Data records
•••

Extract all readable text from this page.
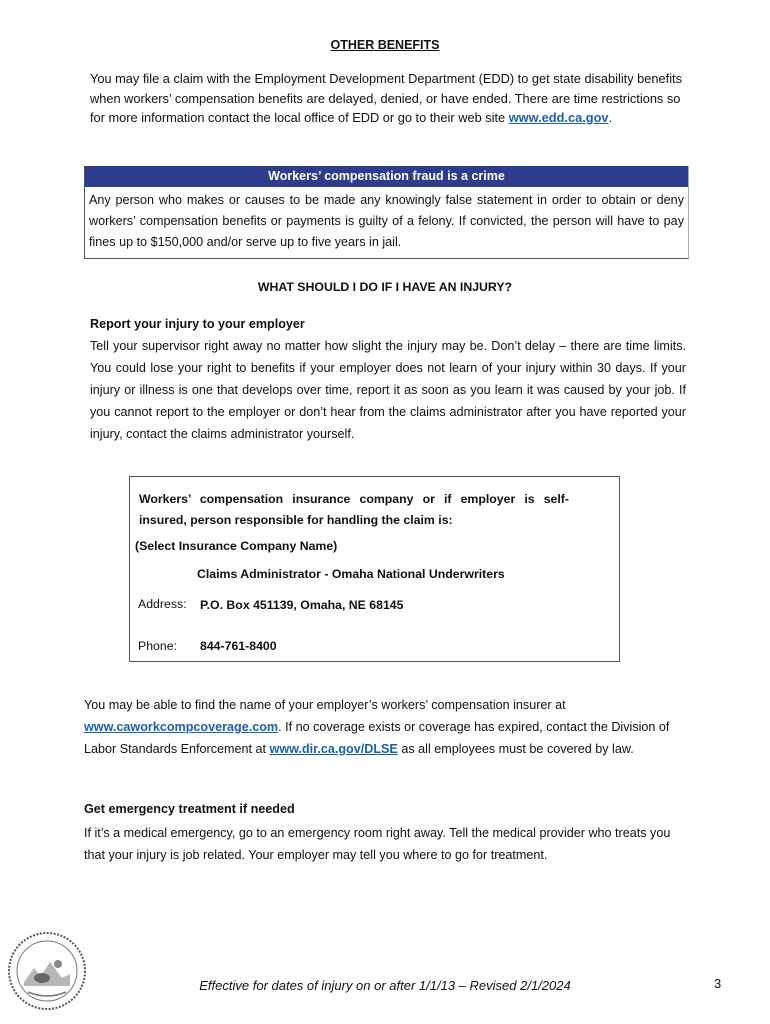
OTHER BENEFITS
You may file a claim with the Employment Development Department (EDD) to get state disability benefits when workers’ compensation benefits are delayed, denied, or have ended. There are time restrictions so for more information contact the local office of EDD or go to their web site www.edd.ca.gov.
Workers’ compensation fraud is a crime
Any person who makes or causes to be made any knowingly false statement in order to obtain or deny workers’ compensation benefits or payments is guilty of a felony. If convicted, the person will have to pay fines up to $150,000 and/or serve up to five years in jail.
WHAT SHOULD I DO IF I HAVE AN INJURY?

Report your injury to your employer

Tell your supervisor right away no matter how slight the injury may be. Don’t delay – there are time limits. You could lose your right to benefits if your employer does not learn of your injury within 30 days. If your injury or illness is one that develops over time, report it as soon as you learn it was caused by your job. If you cannot report to the employer or don’t hear from the claims administrator after you have reported your injury, contact the claims administrator yourself.
Workers’ compensation insurance company or if employer is self-insured, person responsible for handling the claim is:
(Select Insurance Company Name)
Claims Administrator - Omaha National Underwriters
Address: P.O. Box 451139, Omaha, NE 68145
Phone: 844-761-8400
You may be able to find the name of your employer’s workers’ compensation insurer at www.caworkcompcoverage.com. If no coverage exists or coverage has expired, contact the Division of Labor Standards Enforcement at www.dir.ca.gov/DLSE as all employees must be covered by law.

Get emergency treatment if needed

If it’s a medical emergency, go to an emergency room right away. Tell the medical provider who treats you that your injury is job related. Your employer may tell you where to go for treatment.
Effective for dates of injury on or after 1/1/13 – Revised 2/1/2024	3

•••

## AIM
Scan the material for lines with the word "contact", and copy each line you find.

## PROBLEM SOLUTION
You may file a claim with the Employment Development Department (EDD) to get state disability benefits when workers’ compensation benefits are delayed, denied, or have ended. There are time restrictions so for more information contact the local office of EDD or go to their web site www.edd.ca.gov.
Tell your supervisor right away no matter how slight the injury may be. Don’t delay – there are time limits. You could lose your right to benefits if your employer does not learn of your injury within 30 days. If your injury or illness is one that develops over time, report it as soon as you learn it was caused by your job. If you cannot report to the employer or don’t hear from the claims administrator after you have reported your injury, contact the claims administrator yourself.
You may be able to find the name of your employer’s workers’ compensation insurer at www.caworkcompcoverage.com. If no coverage exists or coverage has expired, contact the Division of Labor Standards Enforcement at www.dir.ca.gov/DLSE as all employees must be covered by law.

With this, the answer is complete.